*** Available records ***
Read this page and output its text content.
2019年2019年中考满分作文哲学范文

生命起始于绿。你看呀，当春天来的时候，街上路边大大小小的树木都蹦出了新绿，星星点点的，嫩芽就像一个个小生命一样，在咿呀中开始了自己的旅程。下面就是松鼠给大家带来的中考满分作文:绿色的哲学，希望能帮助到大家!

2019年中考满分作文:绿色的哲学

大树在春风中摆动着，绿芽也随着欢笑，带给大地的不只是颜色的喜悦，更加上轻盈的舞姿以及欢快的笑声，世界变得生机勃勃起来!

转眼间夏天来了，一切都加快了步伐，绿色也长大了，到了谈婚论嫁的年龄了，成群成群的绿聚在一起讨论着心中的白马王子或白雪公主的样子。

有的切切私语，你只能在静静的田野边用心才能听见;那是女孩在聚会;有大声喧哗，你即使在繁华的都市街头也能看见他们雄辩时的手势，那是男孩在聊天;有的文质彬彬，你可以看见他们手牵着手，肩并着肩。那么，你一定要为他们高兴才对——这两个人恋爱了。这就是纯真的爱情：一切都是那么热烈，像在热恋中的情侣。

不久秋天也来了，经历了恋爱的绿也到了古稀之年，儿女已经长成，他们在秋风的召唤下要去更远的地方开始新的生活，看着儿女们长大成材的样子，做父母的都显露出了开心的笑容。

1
***
● Written exercise
Retype every record above exactly as it appears.

● Written solution
Read this page and output its text content.
2019年2019年中考满分作文哲学范文

生命起始于绿。你看呀，当春天来的时候，街上路边大大小小的树木都蹦出了新绿，星星点点的，嫩芽就像一个个小生命一样，在咿呀中开始了自己的旅程。下面就是松鼠给大家带来的中考满分作文:绿色的哲学，希望能帮助到大家!

2019年中考满分作文:绿色的哲学

大树在春风中摆动着，绿芽也随着欢笑，带给大地的不只是颜色的喜悦，更加上轻盈的舞姿以及欢快的笑声，世界变得生机勃勃起来!

转眼间夏天来了，一切都加快了步伐，绿色也长大了，到了谈婚论嫁的年龄了，成群成群的绿聚在一起讨论着心中的白马王子或白雪公主的样子。

有的切切私语，你只能在静静的田野边用心才能听见;那是女孩在聚会;有大声喧哗，你即使在繁华的都市街头也能看见他们雄辩时的手势，那是男孩在聊天;有的文质彬彬，你可以看见他们手牵着手，肩并着肩。那么，你一定要为他们高兴才对——这两个人恋爱了。这就是纯真的爱情：一切都是那么热烈，像在热恋中的情侣。

不久秋天也来了，经历了恋爱的绿也到了古稀之年，儿女已经长成，他们在秋风的召唤下要去更远的地方开始新的生活，看着儿女们长大成材的样子，做父母的都显露出了开心的笑容。

1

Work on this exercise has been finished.